--- Raw records ---
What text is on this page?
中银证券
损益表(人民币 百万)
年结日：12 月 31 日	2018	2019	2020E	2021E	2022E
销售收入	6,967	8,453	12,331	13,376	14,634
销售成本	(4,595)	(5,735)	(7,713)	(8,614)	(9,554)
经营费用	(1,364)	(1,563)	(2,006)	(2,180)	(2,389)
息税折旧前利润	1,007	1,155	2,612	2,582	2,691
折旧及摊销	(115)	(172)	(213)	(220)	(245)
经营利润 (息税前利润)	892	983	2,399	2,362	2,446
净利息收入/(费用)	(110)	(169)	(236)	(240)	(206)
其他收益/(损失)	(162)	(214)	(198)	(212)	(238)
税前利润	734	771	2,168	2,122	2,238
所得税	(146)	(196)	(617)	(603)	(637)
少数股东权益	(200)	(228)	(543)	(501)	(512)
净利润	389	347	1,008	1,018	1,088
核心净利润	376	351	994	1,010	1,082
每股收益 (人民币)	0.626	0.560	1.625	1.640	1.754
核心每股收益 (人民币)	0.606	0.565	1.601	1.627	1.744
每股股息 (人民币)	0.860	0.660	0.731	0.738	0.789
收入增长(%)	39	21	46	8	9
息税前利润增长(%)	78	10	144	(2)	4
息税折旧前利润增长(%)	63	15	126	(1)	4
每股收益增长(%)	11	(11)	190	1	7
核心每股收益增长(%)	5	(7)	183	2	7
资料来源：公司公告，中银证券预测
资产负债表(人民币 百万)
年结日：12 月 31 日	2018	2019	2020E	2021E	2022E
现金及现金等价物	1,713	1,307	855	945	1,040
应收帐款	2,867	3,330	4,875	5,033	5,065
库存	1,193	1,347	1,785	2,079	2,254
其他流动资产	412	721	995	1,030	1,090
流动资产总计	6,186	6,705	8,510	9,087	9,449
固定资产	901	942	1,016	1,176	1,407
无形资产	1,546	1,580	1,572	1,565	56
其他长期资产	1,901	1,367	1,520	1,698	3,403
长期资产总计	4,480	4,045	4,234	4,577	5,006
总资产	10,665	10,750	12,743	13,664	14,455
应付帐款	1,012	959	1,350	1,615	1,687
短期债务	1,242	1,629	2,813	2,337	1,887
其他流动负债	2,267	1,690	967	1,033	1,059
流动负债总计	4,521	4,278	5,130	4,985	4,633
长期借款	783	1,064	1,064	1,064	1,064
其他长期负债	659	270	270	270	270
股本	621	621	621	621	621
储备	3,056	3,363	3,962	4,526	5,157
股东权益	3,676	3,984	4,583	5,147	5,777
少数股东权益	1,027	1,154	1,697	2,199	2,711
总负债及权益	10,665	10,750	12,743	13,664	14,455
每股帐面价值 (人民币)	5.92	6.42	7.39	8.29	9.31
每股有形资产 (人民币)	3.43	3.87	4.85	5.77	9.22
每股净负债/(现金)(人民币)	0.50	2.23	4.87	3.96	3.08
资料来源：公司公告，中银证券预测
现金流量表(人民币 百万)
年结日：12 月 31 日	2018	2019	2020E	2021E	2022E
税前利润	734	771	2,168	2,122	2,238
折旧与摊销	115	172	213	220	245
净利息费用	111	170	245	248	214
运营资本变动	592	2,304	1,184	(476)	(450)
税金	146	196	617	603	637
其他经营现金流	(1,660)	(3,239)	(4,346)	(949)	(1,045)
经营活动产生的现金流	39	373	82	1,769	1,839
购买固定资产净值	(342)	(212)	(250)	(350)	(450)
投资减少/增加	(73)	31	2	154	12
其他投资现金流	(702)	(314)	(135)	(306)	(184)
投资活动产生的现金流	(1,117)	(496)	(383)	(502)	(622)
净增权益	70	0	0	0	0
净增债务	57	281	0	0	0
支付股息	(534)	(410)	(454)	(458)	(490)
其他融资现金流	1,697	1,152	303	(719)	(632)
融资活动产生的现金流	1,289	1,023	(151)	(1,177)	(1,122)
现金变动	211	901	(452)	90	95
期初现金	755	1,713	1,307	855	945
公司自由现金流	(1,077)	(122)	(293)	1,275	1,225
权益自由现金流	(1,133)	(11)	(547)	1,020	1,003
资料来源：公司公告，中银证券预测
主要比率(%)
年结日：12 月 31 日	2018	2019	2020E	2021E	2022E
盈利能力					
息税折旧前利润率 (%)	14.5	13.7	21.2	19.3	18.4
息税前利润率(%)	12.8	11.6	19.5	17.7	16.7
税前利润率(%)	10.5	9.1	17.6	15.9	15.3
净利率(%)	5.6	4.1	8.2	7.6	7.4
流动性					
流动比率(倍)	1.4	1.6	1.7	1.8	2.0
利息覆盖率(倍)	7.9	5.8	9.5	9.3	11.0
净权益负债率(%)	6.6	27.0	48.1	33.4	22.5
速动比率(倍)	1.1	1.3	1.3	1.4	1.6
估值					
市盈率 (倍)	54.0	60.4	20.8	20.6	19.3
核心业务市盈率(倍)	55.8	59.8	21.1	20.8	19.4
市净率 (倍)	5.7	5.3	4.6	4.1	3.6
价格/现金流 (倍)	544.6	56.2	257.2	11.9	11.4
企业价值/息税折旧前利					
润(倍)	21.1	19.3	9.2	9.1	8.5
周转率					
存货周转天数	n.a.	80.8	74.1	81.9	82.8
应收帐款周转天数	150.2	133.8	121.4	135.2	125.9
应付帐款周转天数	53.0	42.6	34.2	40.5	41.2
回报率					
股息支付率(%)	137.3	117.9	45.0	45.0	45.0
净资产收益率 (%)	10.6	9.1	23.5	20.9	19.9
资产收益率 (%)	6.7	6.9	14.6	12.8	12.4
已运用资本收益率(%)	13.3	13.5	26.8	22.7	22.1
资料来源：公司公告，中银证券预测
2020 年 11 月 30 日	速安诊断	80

--- Task goal ---
Across the entries above, how many lines contain "少数股东权益"? Provide only the count.

--- Result for this exercise ---
2